▶ Consigne 1
Reprenez les lignes de la liste depuis la première jusqu'à celle qui contient "spectrum-legend: Chabrier MILES, NSSP=2", incluse, en changeant "y-tick-label" en "y-graduation" et rien d'autre.
***
Nécessité de gagner la Grande Boucle

 

L’une des plus inattendues à une période politique où l’opposition togolaise n’existait que de nom, la révolte populaire du 19 août 2017 impulsée par le PNP, Parti national panafricain de Tikpi Atchadam, reste et restera dans les annales politiques du Togo et ceci pour l’histoire. Car, à plus de 50 années de gouvernance d’une main de fer, jamais le régime togolais a été si malmené dans sa pseudo-tranquillité aussi bien à l’intérieur qu’à l’extérieur du pays et à l’initiative d’un parti d’opposition qui fait ses premières armes en politique. Trois (03) ans après cette période quasi insurrectionnelle, quel bilan peut-on dresser de ce parcours qui laisse la plupart des Togolais sur leur faim ?
***
▶ Consigne 2
Selon l'extrait fourni, quel parti a impulsé la révolte populaire du 19 août 2017 ?

▶ Lignes enregistrées
***
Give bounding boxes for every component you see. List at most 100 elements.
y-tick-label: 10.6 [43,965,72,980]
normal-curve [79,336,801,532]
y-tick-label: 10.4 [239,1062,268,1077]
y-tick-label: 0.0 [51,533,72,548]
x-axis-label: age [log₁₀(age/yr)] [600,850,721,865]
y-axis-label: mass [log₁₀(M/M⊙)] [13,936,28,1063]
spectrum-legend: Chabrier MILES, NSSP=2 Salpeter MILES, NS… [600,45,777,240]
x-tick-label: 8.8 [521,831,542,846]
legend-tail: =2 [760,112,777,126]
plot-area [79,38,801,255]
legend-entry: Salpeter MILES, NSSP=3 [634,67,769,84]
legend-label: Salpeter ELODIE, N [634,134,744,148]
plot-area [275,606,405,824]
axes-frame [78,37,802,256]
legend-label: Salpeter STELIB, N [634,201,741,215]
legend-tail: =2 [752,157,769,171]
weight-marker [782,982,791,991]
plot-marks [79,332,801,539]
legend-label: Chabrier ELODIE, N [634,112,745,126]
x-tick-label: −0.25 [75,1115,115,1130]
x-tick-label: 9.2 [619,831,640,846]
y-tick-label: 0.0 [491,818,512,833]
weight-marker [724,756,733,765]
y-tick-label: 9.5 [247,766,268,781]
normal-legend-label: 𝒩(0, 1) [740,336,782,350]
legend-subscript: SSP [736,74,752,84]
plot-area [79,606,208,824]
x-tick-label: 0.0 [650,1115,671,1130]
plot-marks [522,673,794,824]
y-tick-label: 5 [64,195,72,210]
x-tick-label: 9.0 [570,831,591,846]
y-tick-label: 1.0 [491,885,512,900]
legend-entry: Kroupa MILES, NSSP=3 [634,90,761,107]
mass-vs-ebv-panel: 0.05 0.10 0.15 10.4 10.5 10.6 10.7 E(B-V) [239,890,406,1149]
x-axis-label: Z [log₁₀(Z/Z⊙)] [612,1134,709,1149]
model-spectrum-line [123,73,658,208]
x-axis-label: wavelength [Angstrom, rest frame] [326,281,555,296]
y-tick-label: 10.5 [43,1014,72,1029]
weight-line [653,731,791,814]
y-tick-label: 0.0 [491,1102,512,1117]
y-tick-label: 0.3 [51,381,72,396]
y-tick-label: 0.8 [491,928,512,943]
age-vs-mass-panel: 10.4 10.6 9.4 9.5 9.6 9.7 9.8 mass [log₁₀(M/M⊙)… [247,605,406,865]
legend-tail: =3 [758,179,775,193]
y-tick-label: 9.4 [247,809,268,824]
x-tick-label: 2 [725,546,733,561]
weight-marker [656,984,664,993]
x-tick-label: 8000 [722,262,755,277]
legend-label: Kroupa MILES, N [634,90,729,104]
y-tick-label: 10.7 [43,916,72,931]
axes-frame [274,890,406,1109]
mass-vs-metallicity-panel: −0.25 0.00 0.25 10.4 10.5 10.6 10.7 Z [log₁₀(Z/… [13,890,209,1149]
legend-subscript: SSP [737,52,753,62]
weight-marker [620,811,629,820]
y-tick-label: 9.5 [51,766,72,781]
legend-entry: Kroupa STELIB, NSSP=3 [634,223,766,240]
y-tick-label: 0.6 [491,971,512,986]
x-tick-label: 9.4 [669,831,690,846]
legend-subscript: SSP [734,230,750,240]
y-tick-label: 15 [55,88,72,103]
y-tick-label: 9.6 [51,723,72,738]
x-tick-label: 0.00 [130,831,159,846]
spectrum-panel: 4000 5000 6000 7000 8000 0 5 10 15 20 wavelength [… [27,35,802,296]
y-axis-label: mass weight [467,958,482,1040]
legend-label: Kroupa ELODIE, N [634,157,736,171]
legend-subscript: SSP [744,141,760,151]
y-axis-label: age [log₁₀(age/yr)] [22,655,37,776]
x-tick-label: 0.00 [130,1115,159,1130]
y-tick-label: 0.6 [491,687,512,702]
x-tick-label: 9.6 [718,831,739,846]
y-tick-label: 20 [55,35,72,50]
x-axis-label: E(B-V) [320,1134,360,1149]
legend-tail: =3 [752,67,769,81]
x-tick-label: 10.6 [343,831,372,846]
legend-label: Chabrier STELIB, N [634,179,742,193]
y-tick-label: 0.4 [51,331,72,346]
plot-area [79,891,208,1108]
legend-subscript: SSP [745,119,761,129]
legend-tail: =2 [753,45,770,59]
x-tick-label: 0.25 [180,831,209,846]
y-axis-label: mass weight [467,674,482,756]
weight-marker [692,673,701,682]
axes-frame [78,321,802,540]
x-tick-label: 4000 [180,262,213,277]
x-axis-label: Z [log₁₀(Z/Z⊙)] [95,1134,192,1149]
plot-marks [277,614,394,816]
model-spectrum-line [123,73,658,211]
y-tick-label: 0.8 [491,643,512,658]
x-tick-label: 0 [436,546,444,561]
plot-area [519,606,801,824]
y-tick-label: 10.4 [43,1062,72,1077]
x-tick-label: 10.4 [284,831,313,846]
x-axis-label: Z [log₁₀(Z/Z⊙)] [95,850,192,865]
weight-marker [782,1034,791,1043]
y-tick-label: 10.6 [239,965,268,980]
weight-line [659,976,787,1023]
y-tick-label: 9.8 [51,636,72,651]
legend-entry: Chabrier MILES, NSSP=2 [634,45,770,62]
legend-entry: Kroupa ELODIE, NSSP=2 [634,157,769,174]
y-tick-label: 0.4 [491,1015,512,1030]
***
▶ Résultat attendu 1
Give bounding boxes for every component you see. List at most 100 elements.
y-graduation: 10.6 [43,965,72,980]
normal-curve [79,336,801,532]
y-graduation: 10.4 [239,1062,268,1077]
y-graduation: 0.0 [51,533,72,548]
x-axis-label: age [log₁₀(age/yr)] [600,850,721,865]
y-axis-label: mass [log₁₀(M/M⊙)] [13,936,28,1063]
spectrum-legend: Chabrier MILES, NSSP=2 Salpeter MILES, NS… [600,45,777,240]

▶ Résultat attendu 2
Le PNP, Parti national panafricain de Tikpi Atchadam.